Collect all lines from the records below that include the word "Frequent".
* begin The input *
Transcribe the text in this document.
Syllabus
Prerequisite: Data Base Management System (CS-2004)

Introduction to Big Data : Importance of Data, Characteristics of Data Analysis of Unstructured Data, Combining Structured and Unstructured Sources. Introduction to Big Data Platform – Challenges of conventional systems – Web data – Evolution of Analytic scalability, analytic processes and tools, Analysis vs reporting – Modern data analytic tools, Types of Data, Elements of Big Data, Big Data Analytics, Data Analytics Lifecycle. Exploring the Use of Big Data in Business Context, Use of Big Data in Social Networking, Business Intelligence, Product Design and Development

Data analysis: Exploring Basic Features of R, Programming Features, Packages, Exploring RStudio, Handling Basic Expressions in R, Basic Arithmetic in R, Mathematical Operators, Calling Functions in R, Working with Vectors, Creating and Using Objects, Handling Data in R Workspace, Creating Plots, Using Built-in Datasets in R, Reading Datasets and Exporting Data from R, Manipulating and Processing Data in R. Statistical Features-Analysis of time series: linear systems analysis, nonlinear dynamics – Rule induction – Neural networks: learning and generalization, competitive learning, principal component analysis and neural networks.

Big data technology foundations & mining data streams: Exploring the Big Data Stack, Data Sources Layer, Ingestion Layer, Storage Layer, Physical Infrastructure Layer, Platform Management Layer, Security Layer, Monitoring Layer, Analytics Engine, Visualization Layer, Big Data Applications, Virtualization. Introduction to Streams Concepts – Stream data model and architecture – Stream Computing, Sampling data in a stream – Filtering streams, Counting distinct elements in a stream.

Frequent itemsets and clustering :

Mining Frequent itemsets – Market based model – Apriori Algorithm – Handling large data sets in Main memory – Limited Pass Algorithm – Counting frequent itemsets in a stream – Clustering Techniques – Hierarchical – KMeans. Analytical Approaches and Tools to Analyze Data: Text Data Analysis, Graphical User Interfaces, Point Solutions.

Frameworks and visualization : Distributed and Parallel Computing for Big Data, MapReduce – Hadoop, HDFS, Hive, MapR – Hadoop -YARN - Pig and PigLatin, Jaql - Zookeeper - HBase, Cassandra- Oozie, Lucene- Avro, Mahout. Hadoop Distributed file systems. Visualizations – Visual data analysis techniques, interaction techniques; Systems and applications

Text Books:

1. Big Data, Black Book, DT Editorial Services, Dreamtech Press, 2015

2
* end The input *
▶ _Written solution_
Frequent itemsets and clustering :
Mining Frequent itemsets – Market based model – Apriori Algorithm – Handling large data sets in Main memory – Limited Pass Algorithm – Counting frequent itemsets in a stream – Clustering Techniques – Hierarchical – KMeans. Analytical Approaches and Tools to Analyze Data: Text Data Analysis, Graphical User Interfaces, Point Solutions.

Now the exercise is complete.